- Task objective -
Extract the listing below in full, unchanged.

Extracted records:
━━━━━━━━━━

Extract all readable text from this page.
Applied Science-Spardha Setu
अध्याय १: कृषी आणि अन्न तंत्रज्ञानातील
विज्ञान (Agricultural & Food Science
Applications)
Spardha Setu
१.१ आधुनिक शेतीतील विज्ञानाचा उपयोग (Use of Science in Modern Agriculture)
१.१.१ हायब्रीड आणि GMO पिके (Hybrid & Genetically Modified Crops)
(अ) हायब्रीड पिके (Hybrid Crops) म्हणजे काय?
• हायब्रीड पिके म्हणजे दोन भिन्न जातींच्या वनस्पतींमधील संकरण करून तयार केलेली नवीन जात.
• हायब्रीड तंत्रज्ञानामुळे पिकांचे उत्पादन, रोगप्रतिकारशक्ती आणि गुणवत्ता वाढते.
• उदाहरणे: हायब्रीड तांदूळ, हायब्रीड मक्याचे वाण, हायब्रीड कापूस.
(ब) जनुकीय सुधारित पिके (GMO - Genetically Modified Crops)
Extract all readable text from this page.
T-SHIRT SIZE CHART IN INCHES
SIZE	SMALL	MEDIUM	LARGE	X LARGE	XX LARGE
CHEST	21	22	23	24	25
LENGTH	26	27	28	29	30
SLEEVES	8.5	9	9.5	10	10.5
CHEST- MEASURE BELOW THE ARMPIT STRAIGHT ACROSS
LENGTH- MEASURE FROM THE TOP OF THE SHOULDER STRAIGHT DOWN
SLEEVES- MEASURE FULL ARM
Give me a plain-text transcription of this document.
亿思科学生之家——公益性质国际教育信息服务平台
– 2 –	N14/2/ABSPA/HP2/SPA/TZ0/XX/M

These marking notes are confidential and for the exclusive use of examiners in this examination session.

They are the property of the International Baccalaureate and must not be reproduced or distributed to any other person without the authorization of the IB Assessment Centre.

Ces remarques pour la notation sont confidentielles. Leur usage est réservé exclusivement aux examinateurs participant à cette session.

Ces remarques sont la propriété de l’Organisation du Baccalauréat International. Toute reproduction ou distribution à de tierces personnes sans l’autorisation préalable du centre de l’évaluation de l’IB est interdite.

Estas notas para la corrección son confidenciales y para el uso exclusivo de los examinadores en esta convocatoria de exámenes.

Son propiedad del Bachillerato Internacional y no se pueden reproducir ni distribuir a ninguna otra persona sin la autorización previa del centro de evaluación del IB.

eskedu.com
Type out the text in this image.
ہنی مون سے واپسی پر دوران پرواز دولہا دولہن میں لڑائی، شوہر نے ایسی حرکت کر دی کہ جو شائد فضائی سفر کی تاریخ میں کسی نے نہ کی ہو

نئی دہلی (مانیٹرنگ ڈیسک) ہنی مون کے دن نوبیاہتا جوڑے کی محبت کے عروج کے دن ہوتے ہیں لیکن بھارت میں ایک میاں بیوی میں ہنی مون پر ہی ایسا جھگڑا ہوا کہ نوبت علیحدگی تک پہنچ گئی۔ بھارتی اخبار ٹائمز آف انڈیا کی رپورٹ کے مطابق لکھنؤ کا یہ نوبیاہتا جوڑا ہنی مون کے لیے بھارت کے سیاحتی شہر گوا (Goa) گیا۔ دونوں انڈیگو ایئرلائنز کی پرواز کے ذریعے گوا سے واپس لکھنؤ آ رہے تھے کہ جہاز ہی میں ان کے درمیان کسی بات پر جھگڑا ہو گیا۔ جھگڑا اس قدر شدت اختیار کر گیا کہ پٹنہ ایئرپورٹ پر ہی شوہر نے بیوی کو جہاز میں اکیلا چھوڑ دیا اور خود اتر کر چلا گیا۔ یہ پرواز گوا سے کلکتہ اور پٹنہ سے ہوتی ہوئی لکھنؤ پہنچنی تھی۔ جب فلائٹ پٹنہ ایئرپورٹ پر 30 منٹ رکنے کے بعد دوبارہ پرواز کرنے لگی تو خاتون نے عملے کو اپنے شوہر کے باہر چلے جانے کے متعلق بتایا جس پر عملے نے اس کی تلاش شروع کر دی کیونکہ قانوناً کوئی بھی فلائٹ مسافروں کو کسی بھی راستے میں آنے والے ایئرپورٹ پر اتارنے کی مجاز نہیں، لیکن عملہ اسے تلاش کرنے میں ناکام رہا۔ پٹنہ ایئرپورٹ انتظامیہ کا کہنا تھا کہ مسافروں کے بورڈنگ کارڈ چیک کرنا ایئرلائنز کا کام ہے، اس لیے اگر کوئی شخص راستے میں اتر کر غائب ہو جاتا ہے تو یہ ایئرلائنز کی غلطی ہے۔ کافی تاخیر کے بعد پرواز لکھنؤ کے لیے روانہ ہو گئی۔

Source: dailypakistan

━━━━━━━━━━

- Complete response -
Extract all readable text from this page.
Applied Science-Spardha Setu
अध्याय १: कृषी आणि अन्न तंत्रज्ञानातील
विज्ञान (Agricultural & Food Science
Applications)
Spardha Setu
१.१ आधुनिक शेतीतील विज्ञानाचा उपयोग (Use of Science in Modern Agriculture)
१.१.१ हायब्रीड आणि GMO पिके (Hybrid & Genetically Modified Crops)
(अ) हायब्रीड पिके (Hybrid Crops) म्हणजे काय?
• हायब्रीड पिके म्हणजे दोन भिन्न जातींच्या वनस्पतींमधील संकरण करून तयार केलेली नवीन जात.
• हायब्रीड तंत्रज्ञानामुळे पिकांचे उत्पादन, रोगप्रतिकारशक्ती आणि गुणवत्ता वाढते.
• उदाहरणे: हायब्रीड तांदूळ, हायब्रीड मक्याचे वाण, हायब्रीड कापूस.
(ब) जनुकीय सुधारित पिके (GMO - Genetically Modified Crops)
Extract all readable text from this page.
T-SHIRT SIZE CHART IN INCHES
SIZE	SMALL	MEDIUM	LARGE	X LARGE	XX LARGE
CHEST	21	22	23	24	25
LENGTH	26	27	28	29	30
SLEEVES	8.5	9	9.5	10	10.5
CHEST- MEASURE BELOW THE ARMPIT STRAIGHT ACROSS
LENGTH- MEASURE FROM THE TOP OF THE SHOULDER STRAIGHT DOWN
SLEEVES- MEASURE FULL ARM
Give me a plain-text transcription of this document.
亿思科学生之家——公益性质国际教育信息服务平台
– 2 –	N14/2/ABSPA/HP2/SPA/TZ0/XX/M

These marking notes are confidential and for the exclusive use of examiners in this examination session.

They are the property of the International Baccalaureate and must not be reproduced or distributed to any other person without the authorization of the IB Assessment Centre.

Ces remarques pour la notation sont confidentielles. Leur usage est réservé exclusivement aux examinateurs participant à cette session.

Ces remarques sont la propriété de l’Organisation du Baccalauréat International. Toute reproduction ou distribution à de tierces personnes sans l’autorisation préalable du centre de l’évaluation de l’IB est interdite.

Estas notas para la corrección son confidenciales y para el uso exclusivo de los examinadores en esta convocatoria de exámenes.

Son propiedad del Bachillerato Internacional y no se pueden reproducir ni distribuir a ninguna otra persona sin la autorización previa del centro de evaluación del IB.

eskedu.com
Type out the text in this image.
ہنی مون سے واپسی پر دوران پرواز دولہا دولہن میں لڑائی، شوہر نے ایسی حرکت کر دی کہ جو شائد فضائی سفر کی تاریخ میں کسی نے نہ کی ہو

نئی دہلی (مانیٹرنگ ڈیسک) ہنی مون کے دن نوبیاہتا جوڑے کی محبت کے عروج کے دن ہوتے ہیں لیکن بھارت میں ایک میاں بیوی میں ہنی مون پر ہی ایسا جھگڑا ہوا کہ نوبت علیحدگی تک پہنچ گئی۔ بھارتی اخبار ٹائمز آف انڈیا کی رپورٹ کے مطابق لکھنؤ کا یہ نوبیاہتا جوڑا ہنی مون کے لیے بھارت کے سیاحتی شہر گوا (Goa) گیا۔ دونوں انڈیگو ایئرلائنز کی پرواز کے ذریعے گوا سے واپس لکھنؤ آ رہے تھے کہ جہاز ہی میں ان کے درمیان کسی بات پر جھگڑا ہو گیا۔ جھگڑا اس قدر شدت اختیار کر گیا کہ پٹنہ ایئرپورٹ پر ہی شوہر نے بیوی کو جہاز میں اکیلا چھوڑ دیا اور خود اتر کر چلا گیا۔ یہ پرواز گوا سے کلکتہ اور پٹنہ سے ہوتی ہوئی لکھنؤ پہنچنی تھی۔ جب فلائٹ پٹنہ ایئرپورٹ پر 30 منٹ رکنے کے بعد دوبارہ پرواز کرنے لگی تو خاتون نے عملے کو اپنے شوہر کے باہر چلے جانے کے متعلق بتایا جس پر عملے نے اس کی تلاش شروع کر دی کیونکہ قانوناً کوئی بھی فلائٹ مسافروں کو کسی بھی راستے میں آنے والے ایئرپورٹ پر اتارنے کی مجاز نہیں، لیکن عملہ اسے تلاش کرنے میں ناکام رہا۔ پٹنہ ایئرپورٹ انتظامیہ کا کہنا تھا کہ مسافروں کے بورڈنگ کارڈ چیک کرنا ایئرلائنز کا کام ہے، اس لیے اگر کوئی شخص راستے میں اتر کر غائب ہو جاتا ہے تو یہ ایئرلائنز کی غلطی ہے۔ کافی تاخیر کے بعد پرواز لکھنؤ کے لیے روانہ ہو گئی۔

Source: dailypakistan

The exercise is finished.